= PROBLEM DESCRIPTION =
Read through the entries below and return each line with the word "automatic".

= PROVIDED INFORMATION =
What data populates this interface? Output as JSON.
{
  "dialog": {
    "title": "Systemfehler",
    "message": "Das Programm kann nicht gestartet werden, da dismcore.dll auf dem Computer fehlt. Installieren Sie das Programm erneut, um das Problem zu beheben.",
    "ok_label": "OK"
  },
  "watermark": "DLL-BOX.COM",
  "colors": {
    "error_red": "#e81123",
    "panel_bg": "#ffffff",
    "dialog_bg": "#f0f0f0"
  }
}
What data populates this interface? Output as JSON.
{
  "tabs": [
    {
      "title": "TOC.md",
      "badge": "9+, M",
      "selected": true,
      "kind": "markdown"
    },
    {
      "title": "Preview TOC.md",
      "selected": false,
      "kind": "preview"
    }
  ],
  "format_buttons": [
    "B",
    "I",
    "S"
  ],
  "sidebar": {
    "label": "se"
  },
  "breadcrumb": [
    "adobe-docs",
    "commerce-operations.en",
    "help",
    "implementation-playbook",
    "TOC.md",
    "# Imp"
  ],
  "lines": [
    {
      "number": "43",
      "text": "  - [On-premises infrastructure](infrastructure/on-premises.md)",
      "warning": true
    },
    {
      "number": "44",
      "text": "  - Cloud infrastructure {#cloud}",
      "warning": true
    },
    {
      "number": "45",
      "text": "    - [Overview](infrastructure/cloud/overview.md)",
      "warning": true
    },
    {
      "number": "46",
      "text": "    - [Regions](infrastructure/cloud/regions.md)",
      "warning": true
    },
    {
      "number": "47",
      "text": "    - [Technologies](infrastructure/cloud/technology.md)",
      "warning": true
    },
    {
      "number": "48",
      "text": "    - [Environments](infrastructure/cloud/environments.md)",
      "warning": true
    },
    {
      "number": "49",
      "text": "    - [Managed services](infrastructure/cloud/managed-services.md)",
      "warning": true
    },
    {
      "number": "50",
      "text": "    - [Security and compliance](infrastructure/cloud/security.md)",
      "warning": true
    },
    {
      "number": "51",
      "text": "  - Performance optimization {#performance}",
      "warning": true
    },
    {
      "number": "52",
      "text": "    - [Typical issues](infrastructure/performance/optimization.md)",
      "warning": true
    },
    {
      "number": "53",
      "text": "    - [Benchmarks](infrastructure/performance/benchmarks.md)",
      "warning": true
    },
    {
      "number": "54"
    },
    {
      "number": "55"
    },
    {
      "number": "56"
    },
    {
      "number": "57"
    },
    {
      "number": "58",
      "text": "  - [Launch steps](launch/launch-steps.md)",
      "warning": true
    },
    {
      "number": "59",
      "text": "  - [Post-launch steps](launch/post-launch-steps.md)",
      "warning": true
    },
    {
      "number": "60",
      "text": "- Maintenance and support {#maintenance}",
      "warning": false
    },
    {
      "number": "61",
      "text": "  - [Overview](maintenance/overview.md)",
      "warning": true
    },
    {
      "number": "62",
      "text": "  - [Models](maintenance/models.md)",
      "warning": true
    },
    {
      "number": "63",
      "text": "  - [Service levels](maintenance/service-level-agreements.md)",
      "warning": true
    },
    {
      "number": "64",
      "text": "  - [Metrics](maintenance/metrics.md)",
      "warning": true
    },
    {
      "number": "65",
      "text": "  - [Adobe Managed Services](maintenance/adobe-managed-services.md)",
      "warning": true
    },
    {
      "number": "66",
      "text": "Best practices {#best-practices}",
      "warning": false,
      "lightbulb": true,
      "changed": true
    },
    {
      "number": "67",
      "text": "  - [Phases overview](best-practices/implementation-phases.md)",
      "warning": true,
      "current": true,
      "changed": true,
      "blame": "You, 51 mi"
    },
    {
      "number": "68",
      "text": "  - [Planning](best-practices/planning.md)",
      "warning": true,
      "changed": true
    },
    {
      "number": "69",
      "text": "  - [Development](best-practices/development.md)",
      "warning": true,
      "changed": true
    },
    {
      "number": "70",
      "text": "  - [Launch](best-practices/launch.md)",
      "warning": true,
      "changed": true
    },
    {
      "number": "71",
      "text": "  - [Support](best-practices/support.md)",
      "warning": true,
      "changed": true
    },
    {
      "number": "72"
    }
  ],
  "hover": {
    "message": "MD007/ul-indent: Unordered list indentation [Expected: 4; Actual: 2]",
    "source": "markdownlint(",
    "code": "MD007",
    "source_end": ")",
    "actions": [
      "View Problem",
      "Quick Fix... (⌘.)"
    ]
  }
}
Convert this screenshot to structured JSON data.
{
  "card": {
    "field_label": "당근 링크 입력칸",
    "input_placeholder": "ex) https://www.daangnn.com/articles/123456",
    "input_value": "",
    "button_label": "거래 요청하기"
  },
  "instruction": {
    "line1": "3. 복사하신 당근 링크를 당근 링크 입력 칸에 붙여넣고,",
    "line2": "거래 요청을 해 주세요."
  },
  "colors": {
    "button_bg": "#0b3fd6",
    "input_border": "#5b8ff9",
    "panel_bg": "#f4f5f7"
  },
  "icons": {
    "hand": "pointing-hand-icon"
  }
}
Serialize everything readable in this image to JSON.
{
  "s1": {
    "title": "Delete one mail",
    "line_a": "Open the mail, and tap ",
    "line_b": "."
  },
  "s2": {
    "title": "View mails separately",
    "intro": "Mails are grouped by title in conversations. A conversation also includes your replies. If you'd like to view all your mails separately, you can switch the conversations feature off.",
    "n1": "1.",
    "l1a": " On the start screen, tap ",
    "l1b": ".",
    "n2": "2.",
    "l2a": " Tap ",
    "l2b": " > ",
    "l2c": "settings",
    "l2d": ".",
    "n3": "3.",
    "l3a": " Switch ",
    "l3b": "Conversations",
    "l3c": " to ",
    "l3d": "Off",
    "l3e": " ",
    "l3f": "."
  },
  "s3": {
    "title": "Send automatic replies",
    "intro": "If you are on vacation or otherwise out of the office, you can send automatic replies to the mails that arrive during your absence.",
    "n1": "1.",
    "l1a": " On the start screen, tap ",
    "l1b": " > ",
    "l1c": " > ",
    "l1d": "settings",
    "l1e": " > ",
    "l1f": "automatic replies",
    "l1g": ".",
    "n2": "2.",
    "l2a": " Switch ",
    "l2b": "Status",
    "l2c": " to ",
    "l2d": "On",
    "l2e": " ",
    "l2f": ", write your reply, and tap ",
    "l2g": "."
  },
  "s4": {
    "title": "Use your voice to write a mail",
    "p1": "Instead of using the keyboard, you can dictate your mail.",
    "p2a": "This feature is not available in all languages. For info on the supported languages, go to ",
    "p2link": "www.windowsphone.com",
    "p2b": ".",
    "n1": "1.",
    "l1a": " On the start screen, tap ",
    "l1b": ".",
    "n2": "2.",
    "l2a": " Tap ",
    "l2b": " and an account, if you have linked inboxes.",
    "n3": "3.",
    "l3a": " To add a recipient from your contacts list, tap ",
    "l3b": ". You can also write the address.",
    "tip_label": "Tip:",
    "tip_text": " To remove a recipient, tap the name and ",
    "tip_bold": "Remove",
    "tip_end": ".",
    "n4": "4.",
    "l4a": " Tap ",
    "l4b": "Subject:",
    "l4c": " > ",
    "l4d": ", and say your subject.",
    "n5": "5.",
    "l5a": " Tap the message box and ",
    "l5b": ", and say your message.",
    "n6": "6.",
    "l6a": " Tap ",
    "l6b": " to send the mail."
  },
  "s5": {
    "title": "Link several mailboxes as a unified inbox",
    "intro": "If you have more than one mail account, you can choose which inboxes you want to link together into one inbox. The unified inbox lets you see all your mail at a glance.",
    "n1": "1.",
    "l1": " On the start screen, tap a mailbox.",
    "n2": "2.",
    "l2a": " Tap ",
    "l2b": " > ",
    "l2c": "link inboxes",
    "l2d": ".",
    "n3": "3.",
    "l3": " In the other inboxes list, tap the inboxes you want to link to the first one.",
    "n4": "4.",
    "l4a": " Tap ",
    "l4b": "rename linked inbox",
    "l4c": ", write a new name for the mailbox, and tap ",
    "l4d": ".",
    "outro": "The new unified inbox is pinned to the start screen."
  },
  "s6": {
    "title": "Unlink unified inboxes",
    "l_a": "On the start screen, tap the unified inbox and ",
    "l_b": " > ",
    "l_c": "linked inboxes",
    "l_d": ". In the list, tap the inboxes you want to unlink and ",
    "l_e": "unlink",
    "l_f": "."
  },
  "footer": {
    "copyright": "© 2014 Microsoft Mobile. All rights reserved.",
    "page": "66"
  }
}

= FINISHED TASK =
    "title": "Send automatic replies",
    "intro": "If you are on vacation or otherwise out of the office, you can send automatic replies to the mails that arrive during your absence.",
    "l1f": "automatic replies",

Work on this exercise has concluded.